## [WHAT TO PRODUCE]
Filter the entries, keeping every line with the word "JSON".

## [MATERIAL FOR THIS EXERCISE]
################

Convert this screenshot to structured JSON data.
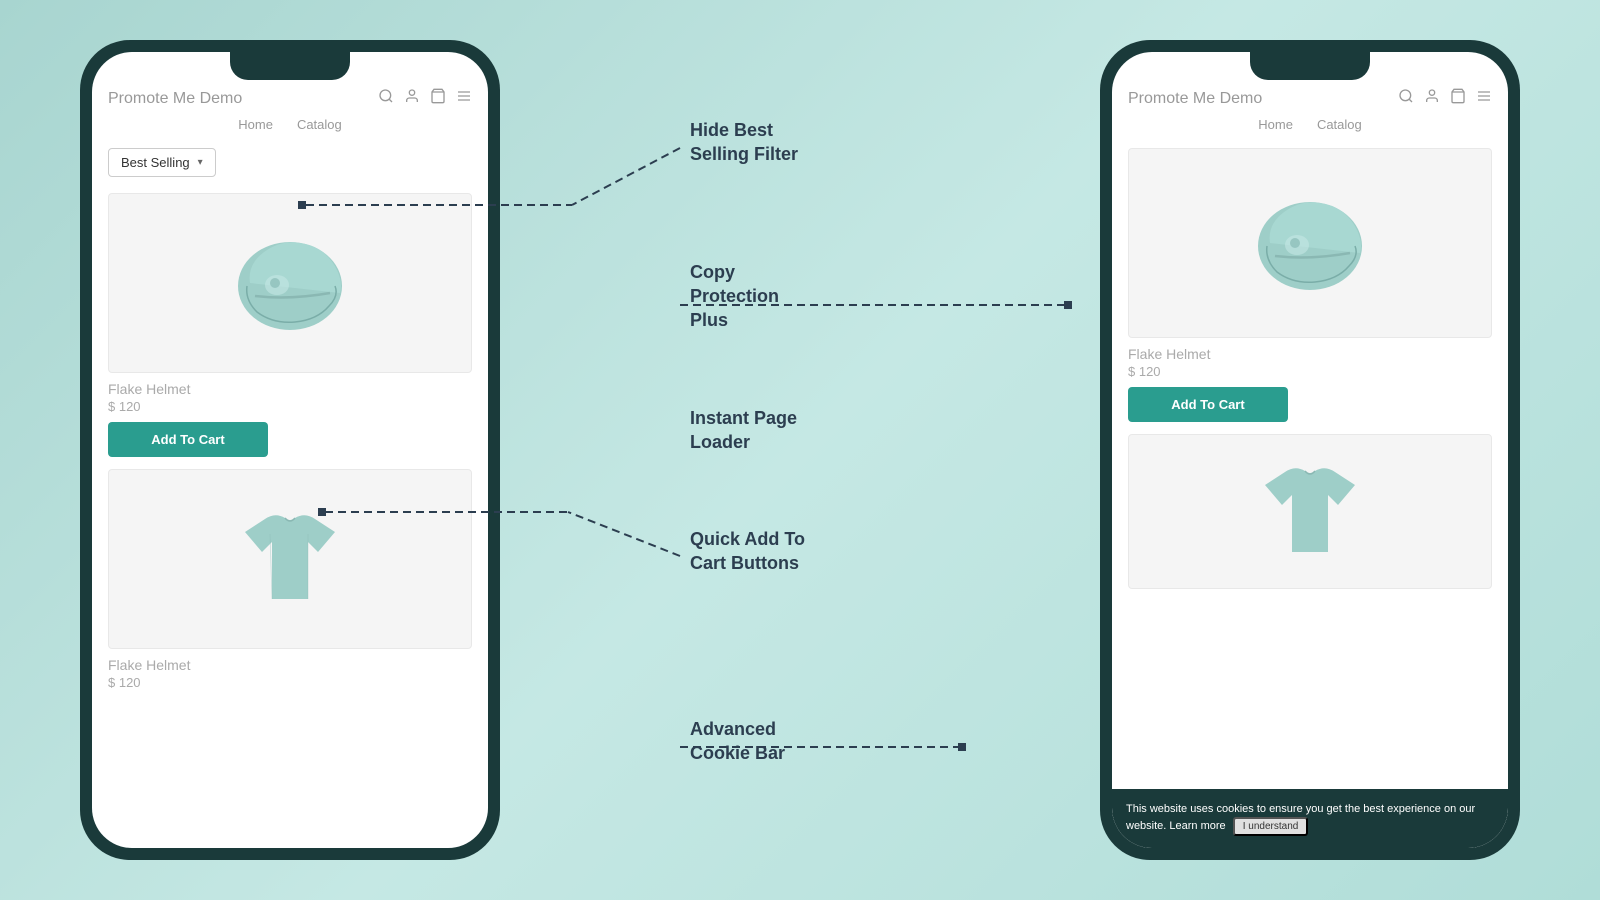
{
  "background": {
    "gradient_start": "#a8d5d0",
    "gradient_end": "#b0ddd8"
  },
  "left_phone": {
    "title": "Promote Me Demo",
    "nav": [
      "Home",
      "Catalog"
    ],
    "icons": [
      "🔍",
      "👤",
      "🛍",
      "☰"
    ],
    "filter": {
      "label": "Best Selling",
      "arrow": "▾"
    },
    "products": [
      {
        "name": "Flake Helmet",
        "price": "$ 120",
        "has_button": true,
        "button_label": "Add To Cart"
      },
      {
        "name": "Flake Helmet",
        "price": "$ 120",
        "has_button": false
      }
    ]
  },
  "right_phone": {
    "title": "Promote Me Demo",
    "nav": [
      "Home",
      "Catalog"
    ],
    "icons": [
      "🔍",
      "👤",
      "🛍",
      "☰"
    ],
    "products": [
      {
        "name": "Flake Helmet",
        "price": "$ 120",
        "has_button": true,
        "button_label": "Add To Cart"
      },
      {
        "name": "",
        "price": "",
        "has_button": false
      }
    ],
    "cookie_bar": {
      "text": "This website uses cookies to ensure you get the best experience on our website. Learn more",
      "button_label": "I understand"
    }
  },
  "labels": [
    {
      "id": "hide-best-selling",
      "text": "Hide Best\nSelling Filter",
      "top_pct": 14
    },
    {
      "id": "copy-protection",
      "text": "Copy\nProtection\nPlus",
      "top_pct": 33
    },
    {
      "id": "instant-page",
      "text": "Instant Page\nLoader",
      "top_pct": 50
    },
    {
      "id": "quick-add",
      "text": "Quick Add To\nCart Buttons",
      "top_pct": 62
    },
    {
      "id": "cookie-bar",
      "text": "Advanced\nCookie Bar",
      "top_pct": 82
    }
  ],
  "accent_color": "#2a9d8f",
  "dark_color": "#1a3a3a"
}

################

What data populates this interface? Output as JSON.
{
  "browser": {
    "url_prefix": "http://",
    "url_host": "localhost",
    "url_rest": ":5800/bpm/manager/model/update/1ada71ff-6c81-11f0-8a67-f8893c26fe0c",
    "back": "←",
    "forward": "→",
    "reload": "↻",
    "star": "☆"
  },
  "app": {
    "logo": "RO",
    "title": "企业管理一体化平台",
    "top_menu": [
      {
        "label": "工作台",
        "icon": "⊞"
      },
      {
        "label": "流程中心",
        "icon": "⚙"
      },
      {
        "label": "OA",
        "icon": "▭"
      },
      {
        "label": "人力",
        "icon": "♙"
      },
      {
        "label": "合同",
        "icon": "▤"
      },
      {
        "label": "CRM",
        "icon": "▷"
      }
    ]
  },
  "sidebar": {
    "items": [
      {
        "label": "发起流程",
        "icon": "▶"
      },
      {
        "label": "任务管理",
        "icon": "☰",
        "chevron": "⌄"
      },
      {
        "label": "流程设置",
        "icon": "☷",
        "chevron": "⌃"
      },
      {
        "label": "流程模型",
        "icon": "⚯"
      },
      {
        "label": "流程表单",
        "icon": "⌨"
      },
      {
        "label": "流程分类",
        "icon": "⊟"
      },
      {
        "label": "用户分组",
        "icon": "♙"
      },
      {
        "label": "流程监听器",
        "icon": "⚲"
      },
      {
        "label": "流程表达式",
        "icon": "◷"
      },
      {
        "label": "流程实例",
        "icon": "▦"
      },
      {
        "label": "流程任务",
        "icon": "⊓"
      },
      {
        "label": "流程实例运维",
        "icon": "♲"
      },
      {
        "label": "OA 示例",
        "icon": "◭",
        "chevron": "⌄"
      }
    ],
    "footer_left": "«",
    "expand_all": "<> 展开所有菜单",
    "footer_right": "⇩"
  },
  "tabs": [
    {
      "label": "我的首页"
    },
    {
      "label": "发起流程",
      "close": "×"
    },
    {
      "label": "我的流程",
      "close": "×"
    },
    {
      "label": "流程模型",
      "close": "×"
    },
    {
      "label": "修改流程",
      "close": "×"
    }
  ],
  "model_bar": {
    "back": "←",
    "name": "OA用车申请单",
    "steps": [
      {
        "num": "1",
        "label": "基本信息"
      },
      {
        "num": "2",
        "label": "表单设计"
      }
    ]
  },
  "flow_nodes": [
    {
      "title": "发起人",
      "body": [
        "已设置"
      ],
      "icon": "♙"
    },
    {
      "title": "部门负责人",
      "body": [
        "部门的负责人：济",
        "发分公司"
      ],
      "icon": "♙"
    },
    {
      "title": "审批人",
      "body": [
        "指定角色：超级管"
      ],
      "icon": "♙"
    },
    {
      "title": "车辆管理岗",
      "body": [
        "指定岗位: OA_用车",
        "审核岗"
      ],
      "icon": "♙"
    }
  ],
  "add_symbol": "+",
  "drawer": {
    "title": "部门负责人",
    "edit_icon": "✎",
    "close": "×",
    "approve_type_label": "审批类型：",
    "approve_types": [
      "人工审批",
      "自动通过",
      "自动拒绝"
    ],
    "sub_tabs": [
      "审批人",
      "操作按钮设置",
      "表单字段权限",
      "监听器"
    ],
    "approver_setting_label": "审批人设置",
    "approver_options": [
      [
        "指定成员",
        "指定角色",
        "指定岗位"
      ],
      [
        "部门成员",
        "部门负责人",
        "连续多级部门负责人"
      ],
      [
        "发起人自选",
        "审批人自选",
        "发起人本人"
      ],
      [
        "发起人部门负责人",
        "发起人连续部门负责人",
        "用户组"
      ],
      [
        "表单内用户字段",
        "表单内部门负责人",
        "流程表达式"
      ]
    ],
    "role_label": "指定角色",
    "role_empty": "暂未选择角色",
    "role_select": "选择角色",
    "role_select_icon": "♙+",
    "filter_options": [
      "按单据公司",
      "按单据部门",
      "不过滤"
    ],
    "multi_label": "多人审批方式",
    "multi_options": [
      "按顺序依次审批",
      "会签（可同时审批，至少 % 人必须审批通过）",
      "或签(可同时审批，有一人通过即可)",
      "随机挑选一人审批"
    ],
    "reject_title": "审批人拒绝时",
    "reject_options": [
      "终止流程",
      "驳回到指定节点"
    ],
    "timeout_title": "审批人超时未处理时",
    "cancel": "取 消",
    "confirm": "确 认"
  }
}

################

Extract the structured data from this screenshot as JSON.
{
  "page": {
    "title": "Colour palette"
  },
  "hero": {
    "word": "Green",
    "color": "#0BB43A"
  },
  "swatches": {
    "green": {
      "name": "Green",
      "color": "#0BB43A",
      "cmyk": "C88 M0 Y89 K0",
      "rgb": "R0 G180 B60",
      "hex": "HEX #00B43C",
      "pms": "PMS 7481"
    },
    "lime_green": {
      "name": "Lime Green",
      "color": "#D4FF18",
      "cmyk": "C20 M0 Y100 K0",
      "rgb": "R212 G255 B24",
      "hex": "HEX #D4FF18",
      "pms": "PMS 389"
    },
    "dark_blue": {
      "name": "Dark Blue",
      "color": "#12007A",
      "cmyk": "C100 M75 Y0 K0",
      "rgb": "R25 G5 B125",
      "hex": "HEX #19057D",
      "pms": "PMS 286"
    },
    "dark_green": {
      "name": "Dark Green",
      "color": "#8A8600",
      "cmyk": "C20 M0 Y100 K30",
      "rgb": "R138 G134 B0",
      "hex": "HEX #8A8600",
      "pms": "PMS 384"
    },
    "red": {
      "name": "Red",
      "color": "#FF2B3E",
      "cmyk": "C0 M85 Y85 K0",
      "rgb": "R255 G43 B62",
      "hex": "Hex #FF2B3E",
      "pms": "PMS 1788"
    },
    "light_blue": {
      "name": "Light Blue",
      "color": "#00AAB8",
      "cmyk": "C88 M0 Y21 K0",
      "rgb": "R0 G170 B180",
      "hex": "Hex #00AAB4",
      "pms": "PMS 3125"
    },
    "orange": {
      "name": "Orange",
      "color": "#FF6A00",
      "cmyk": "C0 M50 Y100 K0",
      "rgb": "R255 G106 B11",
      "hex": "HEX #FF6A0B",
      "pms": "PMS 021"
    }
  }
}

################

## [COMPLETE ANSWER]
Convert this screenshot to structured JSON data.
What data populates this interface? Output as JSON.
Extract the structured data from this screenshot as JSON.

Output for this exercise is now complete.